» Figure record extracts
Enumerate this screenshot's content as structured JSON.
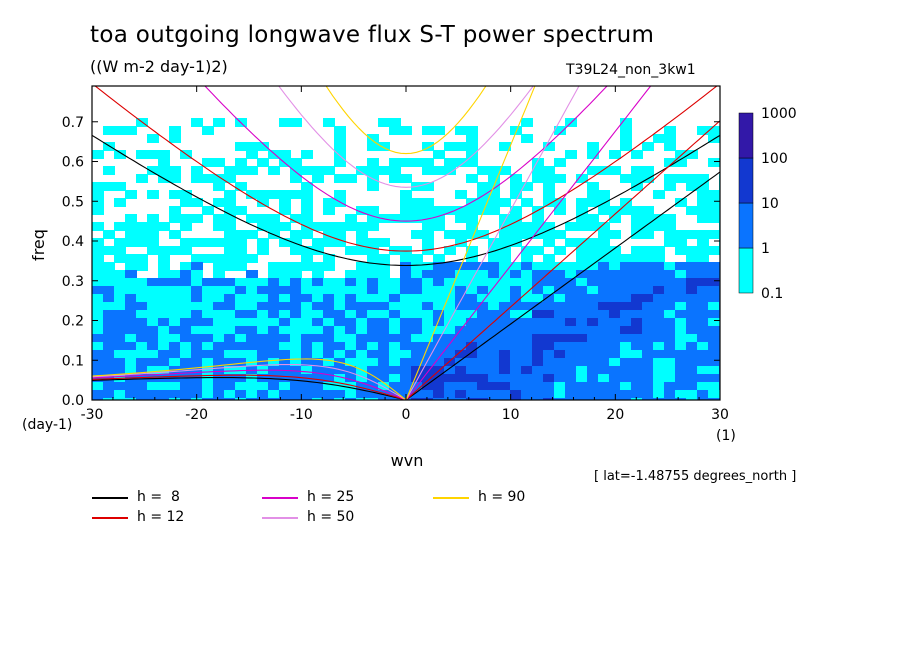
{
  "title": "toa outgoing longwave flux S-T power spectrum",
  "units": "((W m-2 day-1)2)",
  "experiment": "T39L24_non_3kw1",
  "annotation": "[ lat=-1.48755 degrees_north ]",
  "chart_data": {
    "type": "heatmap",
    "xlabel": "wvn",
    "ylabel": "freq",
    "xunits": "(1)",
    "yunits": "(day-1)",
    "xlim": [
      -30,
      30
    ],
    "ylim": [
      0,
      0.79
    ],
    "xticks": [
      -30,
      -20,
      -10,
      0,
      10,
      20,
      30
    ],
    "yticks": [
      0.0,
      0.1,
      0.2,
      0.3,
      0.4,
      0.5,
      0.6,
      0.7
    ],
    "xtick_labels": [
      "-30",
      "-20",
      "-10",
      "0",
      "10",
      "20",
      "30"
    ],
    "ytick_labels": [
      "0.0",
      "0.1",
      "0.2",
      "0.3",
      "0.4",
      "0.5",
      "0.6",
      "0.7"
    ],
    "colorbar": {
      "levels": [
        "0.1",
        "1",
        "10",
        "100",
        "1000"
      ],
      "colors": [
        "#00ffff",
        "#0a74ff",
        "#1238d0",
        "#3218a8"
      ]
    },
    "dispersion_curves": [
      {
        "name": "h =  8",
        "color": "#000000",
        "equivalent_depth_m": 8
      },
      {
        "name": "h = 12",
        "color": "#dd0000",
        "equivalent_depth_m": 12
      },
      {
        "name": "h = 25",
        "color": "#d800c8",
        "equivalent_depth_m": 25
      },
      {
        "name": "h = 50",
        "color": "#e290e6",
        "equivalent_depth_m": 50
      },
      {
        "name": "h = 90",
        "color": "#ffd400",
        "equivalent_depth_m": 90
      }
    ]
  }
}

» EXERCISE DETAILS
Find the lines containing "name" and list every one of them.

» FULL OUTPUT
        "name": "h =  8",
        "name": "h = 12",
        "name": "h = 25",
        "name": "h = 50",
        "name": "h = 90",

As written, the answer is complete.